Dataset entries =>
----------
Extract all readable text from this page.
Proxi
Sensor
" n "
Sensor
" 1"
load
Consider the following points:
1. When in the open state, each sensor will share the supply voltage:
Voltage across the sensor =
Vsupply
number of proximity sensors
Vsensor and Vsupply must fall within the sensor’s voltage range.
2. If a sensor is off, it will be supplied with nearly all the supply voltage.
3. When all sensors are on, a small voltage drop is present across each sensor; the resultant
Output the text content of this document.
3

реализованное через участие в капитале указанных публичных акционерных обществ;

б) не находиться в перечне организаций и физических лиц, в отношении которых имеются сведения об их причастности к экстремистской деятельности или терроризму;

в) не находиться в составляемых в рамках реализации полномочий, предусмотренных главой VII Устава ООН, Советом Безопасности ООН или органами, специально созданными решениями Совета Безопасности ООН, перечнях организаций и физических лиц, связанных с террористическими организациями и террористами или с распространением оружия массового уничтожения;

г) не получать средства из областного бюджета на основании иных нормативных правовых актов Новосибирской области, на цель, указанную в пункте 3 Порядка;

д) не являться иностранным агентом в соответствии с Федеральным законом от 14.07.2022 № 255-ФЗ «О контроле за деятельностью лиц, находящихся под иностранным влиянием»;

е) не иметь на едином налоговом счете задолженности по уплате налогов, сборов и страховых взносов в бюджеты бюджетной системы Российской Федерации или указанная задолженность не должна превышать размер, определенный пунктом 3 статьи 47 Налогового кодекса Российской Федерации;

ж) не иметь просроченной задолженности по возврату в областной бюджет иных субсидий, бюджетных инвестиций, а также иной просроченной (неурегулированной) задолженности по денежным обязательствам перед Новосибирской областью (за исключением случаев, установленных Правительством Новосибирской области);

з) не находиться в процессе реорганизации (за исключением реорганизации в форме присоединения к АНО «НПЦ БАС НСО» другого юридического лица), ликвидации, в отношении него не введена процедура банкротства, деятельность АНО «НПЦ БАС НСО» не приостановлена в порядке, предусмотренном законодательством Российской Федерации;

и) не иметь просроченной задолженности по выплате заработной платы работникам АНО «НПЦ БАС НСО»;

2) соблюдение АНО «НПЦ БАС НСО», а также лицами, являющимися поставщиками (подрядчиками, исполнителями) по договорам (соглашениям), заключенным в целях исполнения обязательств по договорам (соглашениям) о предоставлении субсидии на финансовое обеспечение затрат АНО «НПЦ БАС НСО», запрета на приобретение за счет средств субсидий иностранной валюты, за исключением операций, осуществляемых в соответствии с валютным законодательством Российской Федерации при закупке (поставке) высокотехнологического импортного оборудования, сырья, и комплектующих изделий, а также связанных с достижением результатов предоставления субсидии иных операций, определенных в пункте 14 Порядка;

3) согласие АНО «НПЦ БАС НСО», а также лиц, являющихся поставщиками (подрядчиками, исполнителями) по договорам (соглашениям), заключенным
----------
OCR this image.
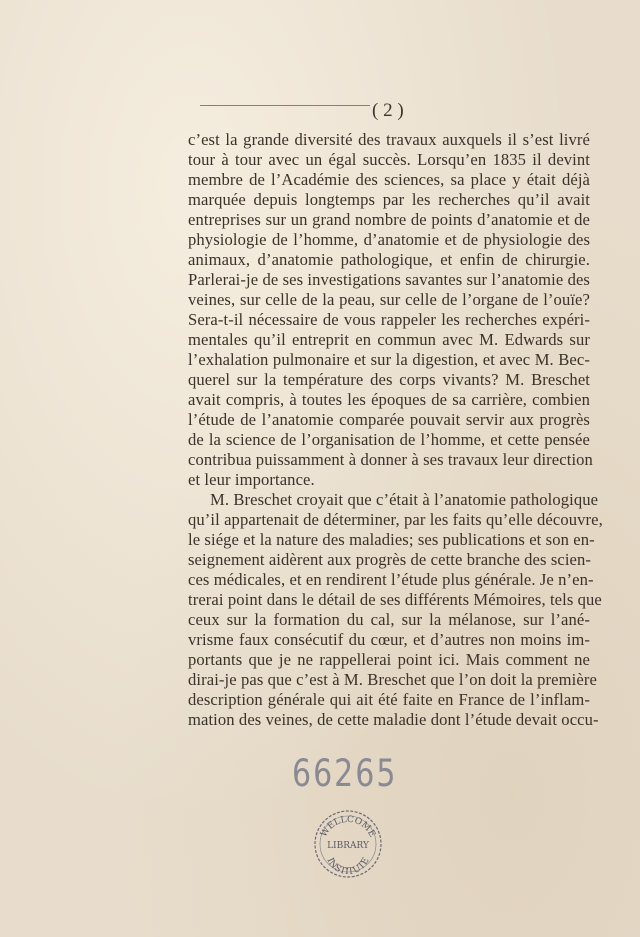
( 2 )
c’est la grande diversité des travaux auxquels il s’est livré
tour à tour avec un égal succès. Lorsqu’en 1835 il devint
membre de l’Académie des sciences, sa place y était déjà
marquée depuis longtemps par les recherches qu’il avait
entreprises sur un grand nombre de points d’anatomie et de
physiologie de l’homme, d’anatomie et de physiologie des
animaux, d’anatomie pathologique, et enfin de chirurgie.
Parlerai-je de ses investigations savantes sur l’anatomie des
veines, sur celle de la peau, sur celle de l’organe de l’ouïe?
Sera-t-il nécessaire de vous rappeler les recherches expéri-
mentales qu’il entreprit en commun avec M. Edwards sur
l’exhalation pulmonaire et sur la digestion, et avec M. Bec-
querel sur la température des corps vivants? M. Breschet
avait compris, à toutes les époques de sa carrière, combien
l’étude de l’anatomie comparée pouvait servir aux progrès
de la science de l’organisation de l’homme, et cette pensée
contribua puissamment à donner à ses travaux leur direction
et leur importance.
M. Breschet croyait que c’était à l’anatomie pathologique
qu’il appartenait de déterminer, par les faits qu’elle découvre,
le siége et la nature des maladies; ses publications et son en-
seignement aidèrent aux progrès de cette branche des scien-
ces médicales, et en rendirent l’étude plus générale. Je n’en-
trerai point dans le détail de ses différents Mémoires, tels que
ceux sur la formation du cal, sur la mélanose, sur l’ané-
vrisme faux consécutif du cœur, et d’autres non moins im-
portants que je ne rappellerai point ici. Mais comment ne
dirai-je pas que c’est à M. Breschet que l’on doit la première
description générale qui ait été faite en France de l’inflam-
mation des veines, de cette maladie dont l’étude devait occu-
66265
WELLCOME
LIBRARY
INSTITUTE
----------
Your objective => Select every line above that contains the word "homme", and copy it.

Written response =>
physiologie de l’homme, d’anatomie et de physiologie des
de la science de l’organisation de l’homme, et cette pensée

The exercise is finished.